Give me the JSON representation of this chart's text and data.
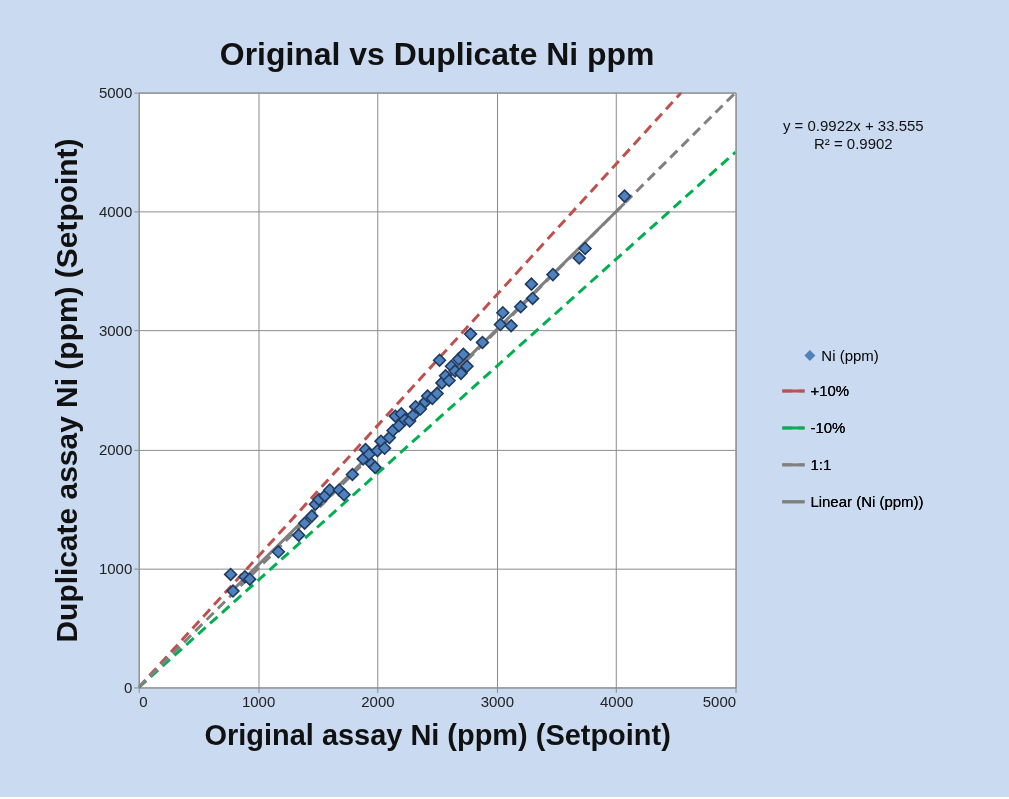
{
  "chart_data": {
    "type": "scatter",
    "title": "Original vs Duplicate Ni ppm",
    "xlabel": "Original assay Ni (ppm) (Setpoint)",
    "ylabel": "Duplicate assay Ni (ppm) (Setpoint)",
    "xlim": [
      0,
      5000
    ],
    "ylim": [
      0,
      5000
    ],
    "xticks": [
      0,
      1000,
      2000,
      3000,
      4000,
      5000
    ],
    "yticks": [
      0,
      1000,
      2000,
      3000,
      4000,
      5000
    ],
    "grid": true,
    "legend": "right",
    "annotations": [
      "y = 0.9922x + 33.555",
      "R² = 0.9902"
    ],
    "series": [
      {
        "name": "Ni (ppm)",
        "marker": "diamond",
        "color": "#4f81bd",
        "x": [
          770,
          790,
          890,
          930,
          1170,
          1340,
          1390,
          1450,
          1480,
          1510,
          1560,
          1600,
          1680,
          1720,
          1790,
          1880,
          1900,
          1930,
          1950,
          1980,
          2000,
          2030,
          2060,
          2100,
          2130,
          2150,
          2180,
          2200,
          2230,
          2270,
          2300,
          2320,
          2360,
          2400,
          2420,
          2460,
          2500,
          2520,
          2540,
          2570,
          2600,
          2620,
          2650,
          2680,
          2700,
          2720,
          2750,
          2780,
          2880,
          3030,
          3050,
          3120,
          3200,
          3290,
          3300,
          3470,
          3690,
          3740,
          4070
        ],
        "values": [
          950,
          810,
          930,
          910,
          1140,
          1280,
          1380,
          1440,
          1540,
          1580,
          1610,
          1660,
          1660,
          1620,
          1790,
          1920,
          2000,
          1960,
          1880,
          1850,
          1990,
          2070,
          2010,
          2100,
          2160,
          2280,
          2200,
          2300,
          2250,
          2240,
          2290,
          2360,
          2340,
          2400,
          2450,
          2430,
          2470,
          2750,
          2560,
          2620,
          2580,
          2700,
          2660,
          2760,
          2640,
          2800,
          2700,
          2970,
          2900,
          3050,
          3150,
          3040,
          3200,
          3390,
          3270,
          3470,
          3610,
          3690,
          4130
        ]
      },
      {
        "name": "+10%",
        "type": "line",
        "line_style": "dashed",
        "color": "#c0504d",
        "x": [
          0,
          4545
        ],
        "values": [
          0,
          5000
        ]
      },
      {
        "name": "-10%",
        "type": "line",
        "line_style": "dashed",
        "color": "#00b050",
        "x": [
          0,
          5000
        ],
        "values": [
          0,
          4500
        ]
      },
      {
        "name": "1:1",
        "type": "line",
        "line_style": "dashed",
        "color": "#808080",
        "x": [
          0,
          5000
        ],
        "values": [
          0,
          5000
        ]
      },
      {
        "name": "Linear (Ni (ppm))",
        "type": "line",
        "line_style": "solid",
        "color": "#7f7f7f",
        "x": [
          770,
          4070
        ],
        "values": [
          800,
          4070
        ]
      }
    ]
  }
}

== == ==

The task calls for repeating each line above exactly while excluding the pictures.

Give me the JSON representation of this chart's text and data.
{
  "chart_data": {
    "type": "scatter",
    "title": "Original vs Duplicate Ni ppm",
    "xlabel": "Original assay Ni (ppm) (Setpoint)",
    "ylabel": "Duplicate assay Ni (ppm) (Setpoint)",
    "xlim": [
      0,
      5000
    ],
    "ylim": [
      0,
      5000
    ],
    "xticks": [
      0,
      1000,
      2000,
      3000,
      4000,
      5000
    ],
    "yticks": [
      0,
      1000,
      2000,
      3000,
      4000,
      5000
    ],
    "grid": true,
    "legend": "right",
    "annotations": [
      "y = 0.9922x + 33.555",
      "R² = 0.9902"
    ],
    "series": [
      {
        "name": "Ni (ppm)",
        "marker": "diamond",
        "color": "#4f81bd",
        "x": [
          770,
          790,
          890,
          930,
          1170,
          1340,
          1390,
          1450,
          1480,
          1510,
          1560,
          1600,
          1680,
          1720,
          1790,
          1880,
          1900,
          1930,
          1950,
          1980,
          2000,
          2030,
          2060,
          2100,
          2130,
          2150,
          2180,
          2200,
          2230,
          2270,
          2300,
          2320,
          2360,
          2400,
          2420,
          2460,
          2500,
          2520,
          2540,
          2570,
          2600,
          2620,
          2650,
          2680,
          2700,
          2720,
          2750,
          2780,
          2880,
          3030,
          3050,
          3120,
          3200,
          3290,
          3300,
          3470,
          3690,
          3740,
          4070
        ],
        "values": [
          950,
          810,
          930,
          910,
          1140,
          1280,
          1380,
          1440,
          1540,
          1580,
          1610,
          1660,
          1660,
          1620,
          1790,
          1920,
          2000,
          1960,
          1880,
          1850,
          1990,
          2070,
          2010,
          2100,
          2160,
          2280,
          2200,
          2300,
          2250,
          2240,
          2290,
          2360,
          2340,
          2400,
          2450,
          2430,
          2470,
          2750,
          2560,
          2620,
          2580,
          2700,
          2660,
          2760,
          2640,
          2800,
          2700,
          2970,
          2900,
          3050,
          3150,
          3040,
          3200,
          3390,
          3270,
          3470,
          3610,
          3690,
          4130
        ]
      },
      {
        "name": "+10%",
        "type": "line",
        "line_style": "dashed",
        "color": "#c0504d",
        "x": [
          0,
          4545
        ],
        "values": [
          0,
          5000
        ]
      },
      {
        "name": "-10%",
        "type": "line",
        "line_style": "dashed",
        "color": "#00b050",
        "x": [
          0,
          5000
        ],
        "values": [
          0,
          4500
        ]
      },
      {
        "name": "1:1",
        "type": "line",
        "line_style": "dashed",
        "color": "#808080",
        "x": [
          0,
          5000
        ],
        "values": [
          0,
          5000
        ]
      },
      {
        "name": "Linear (Ni (ppm))",
        "type": "line",
        "line_style": "solid",
        "color": "#7f7f7f",
        "x": [
          770,
          4070
        ],
        "values": [
          800,
          4070
        ]
      }
    ]
  }
}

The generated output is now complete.